*EXTRACT TO READ*:
--

Going back some years, Australia rejected a single insolvency regulator for its personal insolvency practitioners on the one hand, and its corporate insolvency practitioners on the other;[1] 90% of whom are registered as both. Separate regulation was maintained and continues.
Even when major harmonising reforms were enacted in 2016, that decision was not revisited. Each of personal and corporate insolvency went its own way in several areas.
One factor in particular dictated this – the nature and capacities of the respective regulators. AFSA comprises the Official Trustee, which administers 85% of Australia’s bankruptcies, as well as a regulatory arm. ASIC is Australia’s corporate regulator, of which insolvency regulation is only a bit part; it has no ‘liquidator’ role comparable with bankruptcy.
Remuneration
Practitioner’s remuneration is one area where the capacities of the regulators have dictated the handling of remuneration assessments.
Just as the regulators and the courts say that insolvency work should be handled at an appropriate level of expertise and cost according to its level of complexity, and proportionately so, so too should determination of insolvency practitioners’ remuneration. It should therefore not require attention at the judicial level unless major disputes or issues of principle arise; and it should be done by those familiar with the process.
AFSA and ASIC
Hence, in personal insolvency, the determining of bankruptcy trustees’ remuneration is given to its regulator, AFSA and this was reinforced in the 2016 reforms.[2] AFSA has a number of policy documents relevant to trustee remuneration and how it is to be assessed. It has also produced a recent report on various issues arising.
But in corporate insolvency, those 2016 reforms left the default task of fixing liquidators’ remuneration with the courts; it was not given to ASIC.[3]
Halifax
The lack of a regulator role in corporate insolvency is evident in numerous decisions of the federal and state courts. The latest decision in Halifax, where the committee of inspection (COI) did not approve the liquidators’ remuneration, is another.[4] Under the law introduced by the ILRA, the court remains the ultimate decider.

--

*RECORD SET*:
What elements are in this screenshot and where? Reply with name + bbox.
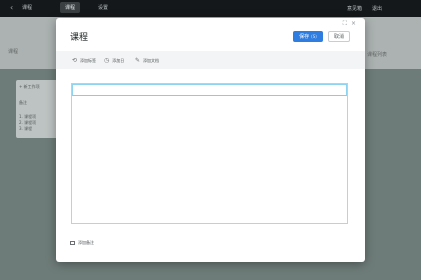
logout-link[interactable]: 退出	[372, 5, 382, 12]
window-controls: ⛶×	[343, 20, 360, 28]
add-document-tool[interactable]: ✎ 添加文档	[135, 57, 159, 64]
cancel-button[interactable]: 取消	[328, 31, 350, 42]
add-tag-tool[interactable]: ⟲ 添加标签	[72, 57, 96, 64]
note-icon	[70, 241, 75, 245]
tool-label: 添加日	[112, 57, 125, 63]
content-editor[interactable]	[71, 83, 348, 224]
back-icon[interactable]: ‹	[10, 3, 13, 12]
background-card: + 新工作项 备注 1. 课程项 2. 课程项 3. 课程	[16, 80, 58, 138]
background-side-right: 课程列表	[367, 52, 388, 58]
tab-1[interactable]: 课程	[22, 4, 32, 11]
tab-3[interactable]: 设置	[98, 4, 108, 11]
close-icon[interactable]: ×	[351, 20, 360, 27]
expand-icon[interactable]: ⛶	[343, 20, 351, 27]
save-shortcut: (S)	[311, 34, 317, 39]
footer-label: 添加备注	[78, 240, 94, 245]
background-side-label: 课程	[8, 49, 19, 55]
card-line: 3. 课程	[19, 126, 33, 131]
editor-toolbar: ⟲ 添加标签 ◷ 添加日 ✎ 添加文档	[56, 51, 365, 69]
attachment-icon: ✎	[135, 57, 141, 64]
clock-icon: ◷	[104, 57, 110, 64]
feedback-link[interactable]: 意见箱	[347, 5, 362, 12]
card-line: 备注	[19, 100, 27, 105]
add-note-toggle[interactable]: 添加备注	[70, 240, 94, 246]
tool-label: 添加标签	[80, 57, 97, 63]
link-icon: ⟲	[72, 57, 78, 64]
card-line: + 新工作项	[19, 84, 40, 89]
course-modal: ⛶× 课程 保存 (S) 取消 ⟲ 添加标签 ◷ 添加日 ✎ 添加文档 添加备注	[56, 18, 365, 262]
app-topbar: ‹ 课程 课程 设置 意见箱 退出	[0, 0, 421, 17]
save-label: 保存	[299, 34, 310, 40]
editor-active-line[interactable]	[72, 84, 347, 96]
tab-2[interactable]: 课程	[60, 2, 81, 13]
tool-label: 添加文档	[143, 57, 160, 63]
modal-title: 课程	[70, 33, 89, 43]
save-button[interactable]: 保存 (S)	[293, 31, 323, 42]
add-date-tool[interactable]: ◷ 添加日	[104, 57, 124, 64]
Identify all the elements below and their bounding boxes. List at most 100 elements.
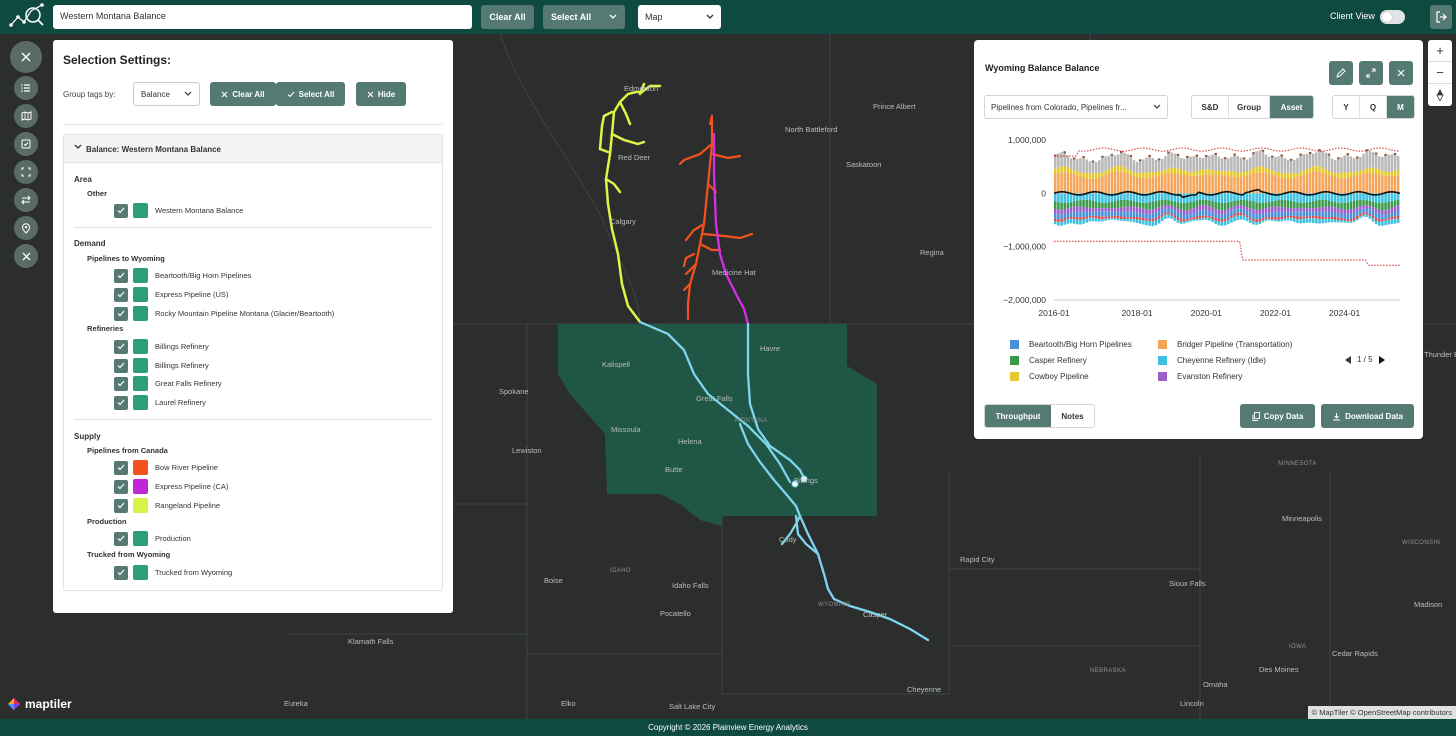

--

*REQUESTS*:
a) In the article on Australian insolvency regulation, what share of Australia's bankruptcies does the Official Trustee administer?
b) Please carry on the article on Australian insolvency regulation from the point where it stops.

*WRITTEN ANSWERS*:
a) 85%

b)
A “practical problem” in Halifax was how the liquidators’ remuneration could be determined “reasonably promptly by the Court, having regard to the competing demands on Court resources”. Various options under the Act were proposed and rejected.
The Court had earlier fixed the remuneration of the liquidators as administrators of Halifax AU in the amount of over $1.7m and another amount of $1.1m.[5]
The evidence was that the liquidators’ remuneration in relation to HalifaxAU from May 2020 would be around AUD2-350,000/month; with legal fees approximately AUD3-500,000/month and counsels’ fees around approximately AUD150-400,000/month.
The difficulty encountered was that the committee of inspection (COI) initially avoided assessing the remuneration, but at a subsequent meeting on 25 March 2020, the COI approved it.
“Three of the eight members of the COI did not access the remuneration report prepared by the liquidators and shared with the COI prior to their February and March 2020 meetings”.
The liquidators wanted the Court to devise a better way of having their remuneration approved. They noted that the
“process of presenting remuneration to the COI had proven to be costly and resource-intensive. [They] estimated that the cost of the March 2020 COI meeting, which would been unnecessary apart from the failure of the non-objection resolutions to pass at the February 2020 meeting, at AUD13,000”.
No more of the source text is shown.